Extracted data:
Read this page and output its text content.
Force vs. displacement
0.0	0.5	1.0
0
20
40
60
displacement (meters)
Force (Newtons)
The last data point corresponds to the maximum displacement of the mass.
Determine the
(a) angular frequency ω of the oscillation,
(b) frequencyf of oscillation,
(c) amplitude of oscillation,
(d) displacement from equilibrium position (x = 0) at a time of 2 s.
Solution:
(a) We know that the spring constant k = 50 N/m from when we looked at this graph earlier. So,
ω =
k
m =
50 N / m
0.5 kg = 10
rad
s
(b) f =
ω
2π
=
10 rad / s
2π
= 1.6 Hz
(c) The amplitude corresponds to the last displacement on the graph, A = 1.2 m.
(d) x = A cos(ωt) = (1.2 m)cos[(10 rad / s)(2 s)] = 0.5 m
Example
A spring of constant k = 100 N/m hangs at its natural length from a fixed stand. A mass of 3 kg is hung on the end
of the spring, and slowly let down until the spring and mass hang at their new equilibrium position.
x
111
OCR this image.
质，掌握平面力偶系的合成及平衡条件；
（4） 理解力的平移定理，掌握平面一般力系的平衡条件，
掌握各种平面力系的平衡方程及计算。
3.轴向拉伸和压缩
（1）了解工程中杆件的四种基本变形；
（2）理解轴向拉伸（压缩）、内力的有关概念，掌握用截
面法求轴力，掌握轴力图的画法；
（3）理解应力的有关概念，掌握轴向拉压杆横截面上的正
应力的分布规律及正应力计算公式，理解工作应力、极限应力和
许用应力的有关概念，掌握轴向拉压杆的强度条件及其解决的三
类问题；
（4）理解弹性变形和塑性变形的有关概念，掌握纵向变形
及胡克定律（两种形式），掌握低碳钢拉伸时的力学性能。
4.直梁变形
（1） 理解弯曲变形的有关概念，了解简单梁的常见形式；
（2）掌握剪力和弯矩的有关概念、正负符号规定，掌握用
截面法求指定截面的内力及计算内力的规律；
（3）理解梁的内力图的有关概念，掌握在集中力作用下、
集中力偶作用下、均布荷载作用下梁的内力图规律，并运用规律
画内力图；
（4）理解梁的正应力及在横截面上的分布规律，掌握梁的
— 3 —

What to produce:
The listing above must be transcribed exactly, line by line.

Full solution:
Read this page and output its text content.
Force vs. displacement
0.0	0.5	1.0
0
20
40
60
displacement (meters)
Force (Newtons)
The last data point corresponds to the maximum displacement of the mass.
Determine the
(a) angular frequency ω of the oscillation,
(b) frequencyf of oscillation,
(c) amplitude of oscillation,
(d) displacement from equilibrium position (x = 0) at a time of 2 s.
Solution:
(a) We know that the spring constant k = 50 N/m from when we looked at this graph earlier. So,
ω =
k
m =
50 N / m
0.5 kg = 10
rad
s
(b) f =
ω
2π
=
10 rad / s
2π
= 1.6 Hz
(c) The amplitude corresponds to the last displacement on the graph, A = 1.2 m.
(d) x = A cos(ωt) = (1.2 m)cos[(10 rad / s)(2 s)] = 0.5 m
Example
A spring of constant k = 100 N/m hangs at its natural length from a fixed stand. A mass of 3 kg is hung on the end
of the spring, and slowly let down until the spring and mass hang at their new equilibrium position.
x
111
OCR this image.
质，掌握平面力偶系的合成及平衡条件；
（4） 理解力的平移定理，掌握平面一般力系的平衡条件，
掌握各种平面力系的平衡方程及计算。
3.轴向拉伸和压缩
（1）了解工程中杆件的四种基本变形；
（2）理解轴向拉伸（压缩）、内力的有关概念，掌握用截
面法求轴力，掌握轴力图的画法；
（3）理解应力的有关概念，掌握轴向拉压杆横截面上的正
应力的分布规律及正应力计算公式，理解工作应力、极限应力和
许用应力的有关概念，掌握轴向拉压杆的强度条件及其解决的三
类问题；
（4）理解弹性变形和塑性变形的有关概念，掌握纵向变形
及胡克定律（两种形式），掌握低碳钢拉伸时的力学性能。
4.直梁变形
（1） 理解弯曲变形的有关概念，了解简单梁的常见形式；
（2）掌握剪力和弯矩的有关概念、正负符号规定，掌握用
截面法求指定截面的内力及计算内力的规律；
（3）理解梁的内力图的有关概念，掌握在集中力作用下、
集中力偶作用下、均布荷载作用下梁的内力图规律，并运用规律
画内力图；
（4）理解梁的正应力及在横截面上的分布规律，掌握梁的
— 3 —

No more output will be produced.